Begin MATERIAL SHOWN
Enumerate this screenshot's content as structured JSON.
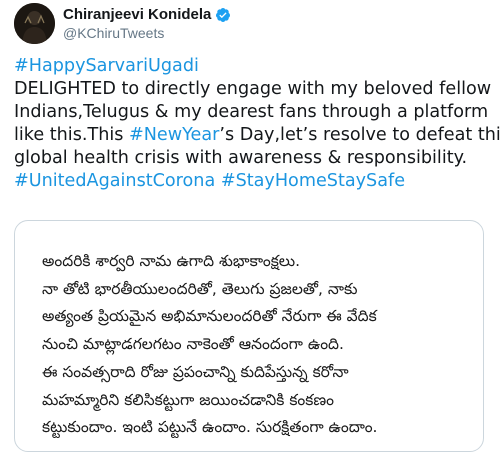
{
  "author": {
    "display_name": "Chiranjeevi Konidela",
    "handle": "@KChiruTweets",
    "verified": true,
    "verified_color": "#1da1f2",
    "avatar": "profile-photo"
  },
  "tweet": {
    "lines": [
      [
        {
          "text": "#HappySarvariUgadi",
          "tag": true
        }
      ],
      [
        {
          "text": "DELIGHTED to directly engage with my beloved fellow",
          "tag": false
        }
      ],
      [
        {
          "text": "Indians,Telugus & my dearest fans through a platform",
          "tag": false
        }
      ],
      [
        {
          "text": "like this.This ",
          "tag": false
        },
        {
          "text": "#NewYear",
          "tag": true
        },
        {
          "text": "’s Day,let’s resolve to defeat this",
          "tag": false
        }
      ],
      [
        {
          "text": "global health crisis with awareness & responsibility.",
          "tag": false
        }
      ],
      [
        {
          "text": "#UnitedAgainstCorona",
          "tag": true
        },
        {
          "text": " ",
          "tag": false
        },
        {
          "text": "#StayHomeStaySafe",
          "tag": true
        }
      ]
    ],
    "link_color": "#1b95e0"
  },
  "media": {
    "lines": [
      "అందరికి శార్వరి నామ ఉగాది శుభాకాంక్షలు.",
      "నా తోటి భారతీయులందరితో, తెలుగు ప్రజలతో, నాకు",
      "అత్యంత ప్రియమైన అభిమానులందరితో నేరుగా ఈ వేదిక",
      "నుంచి మాట్లాడగలగటం నాకెంతో ఆనందంగా ఉంది.",
      "ఈ సంవత్సరాది రోజు ప్రపంచాన్ని కుదిపేస్తున్న కరోనా",
      "మహమ్మారిని కలిసికట్టుగా జయించడానికి కంకణం",
      "కట్టుకుందాం. ఇంటి పట్టునే ఉందాం. సురక్షితంగా ఉందాం."
    ]
  }
}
End MATERIAL SHOWN
Strip out the images, then output the records above word for word.

Enumerate this screenshot's content as structured JSON.
{
  "author": {
    "display_name": "Chiranjeevi Konidela",
    "handle": "@KChiruTweets",
    "verified": true,
    "verified_color": "#1da1f2",
    "avatar": "profile-photo"
  },
  "tweet": {
    "lines": [
      [
        {
          "text": "#HappySarvariUgadi",
          "tag": true
        }
      ],
      [
        {
          "text": "DELIGHTED to directly engage with my beloved fellow",
          "tag": false
        }
      ],
      [
        {
          "text": "Indians,Telugus & my dearest fans through a platform",
          "tag": false
        }
      ],
      [
        {
          "text": "like this.This ",
          "tag": false
        },
        {
          "text": "#NewYear",
          "tag": true
        },
        {
          "text": "’s Day,let’s resolve to defeat this",
          "tag": false
        }
      ],
      [
        {
          "text": "global health crisis with awareness & responsibility.",
          "tag": false
        }
      ],
      [
        {
          "text": "#UnitedAgainstCorona",
          "tag": true
        },
        {
          "text": " ",
          "tag": false
        },
        {
          "text": "#StayHomeStaySafe",
          "tag": true
        }
      ]
    ],
    "link_color": "#1b95e0"
  },
  "media": {
    "lines": [
      "అందరికి శార్వరి నామ ఉగాది శుభాకాంక్షలు.",
      "నా తోటి భారతీయులందరితో, తెలుగు ప్రజలతో, నాకు",
      "అత్యంత ప్రియమైన అభిమానులందరితో నేరుగా ఈ వేదిక",
      "నుంచి మాట్లాడగలగటం నాకెంతో ఆనందంగా ఉంది.",
      "ఈ సంవత్సరాది రోజు ప్రపంచాన్ని కుదిపేస్తున్న కరోనా",
      "మహమ్మారిని కలిసికట్టుగా జయించడానికి కంకణం",
      "కట్టుకుందాం. ఇంటి పట్టునే ఉందాం. సురక్షితంగా ఉందాం."
    ]
  }
}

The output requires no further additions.